- _Data section_
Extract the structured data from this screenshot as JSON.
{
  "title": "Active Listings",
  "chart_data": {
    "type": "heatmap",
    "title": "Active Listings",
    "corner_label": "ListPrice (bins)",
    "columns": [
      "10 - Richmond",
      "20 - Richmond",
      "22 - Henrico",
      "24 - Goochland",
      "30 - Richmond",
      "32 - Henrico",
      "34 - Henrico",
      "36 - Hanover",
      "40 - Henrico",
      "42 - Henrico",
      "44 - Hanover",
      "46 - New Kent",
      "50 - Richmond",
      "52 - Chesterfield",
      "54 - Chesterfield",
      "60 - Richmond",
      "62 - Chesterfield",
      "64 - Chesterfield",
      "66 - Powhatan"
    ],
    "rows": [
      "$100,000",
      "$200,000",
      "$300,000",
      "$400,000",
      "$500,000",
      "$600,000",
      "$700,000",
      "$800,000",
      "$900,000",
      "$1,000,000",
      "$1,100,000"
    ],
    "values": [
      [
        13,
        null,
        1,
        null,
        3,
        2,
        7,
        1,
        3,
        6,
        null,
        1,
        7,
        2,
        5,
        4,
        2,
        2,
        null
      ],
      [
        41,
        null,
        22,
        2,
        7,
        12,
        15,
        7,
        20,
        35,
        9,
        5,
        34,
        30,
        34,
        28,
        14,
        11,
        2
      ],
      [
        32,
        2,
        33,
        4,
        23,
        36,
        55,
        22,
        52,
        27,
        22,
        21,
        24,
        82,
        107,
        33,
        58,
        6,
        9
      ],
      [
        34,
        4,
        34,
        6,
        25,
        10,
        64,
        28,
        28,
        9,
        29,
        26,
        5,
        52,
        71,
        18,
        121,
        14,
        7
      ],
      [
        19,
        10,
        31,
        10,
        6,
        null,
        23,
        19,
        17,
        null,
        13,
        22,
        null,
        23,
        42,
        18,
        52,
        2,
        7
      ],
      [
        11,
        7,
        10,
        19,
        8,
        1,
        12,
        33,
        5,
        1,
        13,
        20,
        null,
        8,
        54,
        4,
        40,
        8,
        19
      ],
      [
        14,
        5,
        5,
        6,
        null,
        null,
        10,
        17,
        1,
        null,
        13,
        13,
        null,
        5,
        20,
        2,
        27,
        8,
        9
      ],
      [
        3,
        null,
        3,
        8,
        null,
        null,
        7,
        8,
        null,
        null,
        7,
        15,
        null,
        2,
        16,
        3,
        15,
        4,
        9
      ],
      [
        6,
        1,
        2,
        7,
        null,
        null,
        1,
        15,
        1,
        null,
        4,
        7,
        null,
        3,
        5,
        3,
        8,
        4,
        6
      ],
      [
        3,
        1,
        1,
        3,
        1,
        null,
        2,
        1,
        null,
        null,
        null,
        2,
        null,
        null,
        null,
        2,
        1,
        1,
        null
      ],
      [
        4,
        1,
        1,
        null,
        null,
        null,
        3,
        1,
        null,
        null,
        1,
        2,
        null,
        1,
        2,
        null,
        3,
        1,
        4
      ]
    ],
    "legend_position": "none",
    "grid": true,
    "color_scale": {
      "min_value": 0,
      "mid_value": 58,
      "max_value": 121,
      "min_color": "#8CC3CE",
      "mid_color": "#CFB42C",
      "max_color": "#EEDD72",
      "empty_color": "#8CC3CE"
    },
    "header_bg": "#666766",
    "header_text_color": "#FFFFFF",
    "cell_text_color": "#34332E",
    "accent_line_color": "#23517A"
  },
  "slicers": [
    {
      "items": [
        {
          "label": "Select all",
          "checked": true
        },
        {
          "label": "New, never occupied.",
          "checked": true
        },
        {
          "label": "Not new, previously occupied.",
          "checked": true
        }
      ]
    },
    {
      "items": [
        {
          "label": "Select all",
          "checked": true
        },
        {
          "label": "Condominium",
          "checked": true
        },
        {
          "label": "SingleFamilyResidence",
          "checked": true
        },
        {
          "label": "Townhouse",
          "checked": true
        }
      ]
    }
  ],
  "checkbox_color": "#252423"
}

- _Instructions for the task_
Quote every record above exactly.

- _Expected answer_
Extract the structured data from this screenshot as JSON.
{
  "title": "Active Listings",
  "chart_data": {
    "type": "heatmap",
    "title": "Active Listings",
    "corner_label": "ListPrice (bins)",
    "columns": [
      "10 - Richmond",
      "20 - Richmond",
      "22 - Henrico",
      "24 - Goochland",
      "30 - Richmond",
      "32 - Henrico",
      "34 - Henrico",
      "36 - Hanover",
      "40 - Henrico",
      "42 - Henrico",
      "44 - Hanover",
      "46 - New Kent",
      "50 - Richmond",
      "52 - Chesterfield",
      "54 - Chesterfield",
      "60 - Richmond",
      "62 - Chesterfield",
      "64 - Chesterfield",
      "66 - Powhatan"
    ],
    "rows": [
      "$100,000",
      "$200,000",
      "$300,000",
      "$400,000",
      "$500,000",
      "$600,000",
      "$700,000",
      "$800,000",
      "$900,000",
      "$1,000,000",
      "$1,100,000"
    ],
    "values": [
      [
        13,
        null,
        1,
        null,
        3,
        2,
        7,
        1,
        3,
        6,
        null,
        1,
        7,
        2,
        5,
        4,
        2,
        2,
        null
      ],
      [
        41,
        null,
        22,
        2,
        7,
        12,
        15,
        7,
        20,
        35,
        9,
        5,
        34,
        30,
        34,
        28,
        14,
        11,
        2
      ],
      [
        32,
        2,
        33,
        4,
        23,
        36,
        55,
        22,
        52,
        27,
        22,
        21,
        24,
        82,
        107,
        33,
        58,
        6,
        9
      ],
      [
        34,
        4,
        34,
        6,
        25,
        10,
        64,
        28,
        28,
        9,
        29,
        26,
        5,
        52,
        71,
        18,
        121,
        14,
        7
      ],
      [
        19,
        10,
        31,
        10,
        6,
        null,
        23,
        19,
        17,
        null,
        13,
        22,
        null,
        23,
        42,
        18,
        52,
        2,
        7
      ],
      [
        11,
        7,
        10,
        19,
        8,
        1,
        12,
        33,
        5,
        1,
        13,
        20,
        null,
        8,
        54,
        4,
        40,
        8,
        19
      ],
      [
        14,
        5,
        5,
        6,
        null,
        null,
        10,
        17,
        1,
        null,
        13,
        13,
        null,
        5,
        20,
        2,
        27,
        8,
        9
      ],
      [
        3,
        null,
        3,
        8,
        null,
        null,
        7,
        8,
        null,
        null,
        7,
        15,
        null,
        2,
        16,
        3,
        15,
        4,
        9
      ],
      [
        6,
        1,
        2,
        7,
        null,
        null,
        1,
        15,
        1,
        null,
        4,
        7,
        null,
        3,
        5,
        3,
        8,
        4,
        6
      ],
      [
        3,
        1,
        1,
        3,
        1,
        null,
        2,
        1,
        null,
        null,
        null,
        2,
        null,
        null,
        null,
        2,
        1,
        1,
        null
      ],
      [
        4,
        1,
        1,
        null,
        null,
        null,
        3,
        1,
        null,
        null,
        1,
        2,
        null,
        1,
        2,
        null,
        3,
        1,
        4
      ]
    ],
    "legend_position": "none",
    "grid": true,
    "color_scale": {
      "min_value": 0,
      "mid_value": 58,
      "max_value": 121,
      "min_color": "#8CC3CE",
      "mid_color": "#CFB42C",
      "max_color": "#EEDD72",
      "empty_color": "#8CC3CE"
    },
    "header_bg": "#666766",
    "header_text_color": "#FFFFFF",
    "cell_text_color": "#34332E",
    "accent_line_color": "#23517A"
  },
  "slicers": [
    {
      "items": [
        {
          "label": "Select all",
          "checked": true
        },
        {
          "label": "New, never occupied.",
          "checked": true
        },
        {
          "label": "Not new, previously occupied.",
          "checked": true
        }
      ]
    },
    {
      "items": [
        {
          "label": "Select all",
          "checked": true
        },
        {
          "label": "Condominium",
          "checked": true
        },
        {
          "label": "SingleFamilyResidence",
          "checked": true
        },
        {
          "label": "Townhouse",
          "checked": true
        }
      ]
    }
  ],
  "checkbox_color": "#252423"
}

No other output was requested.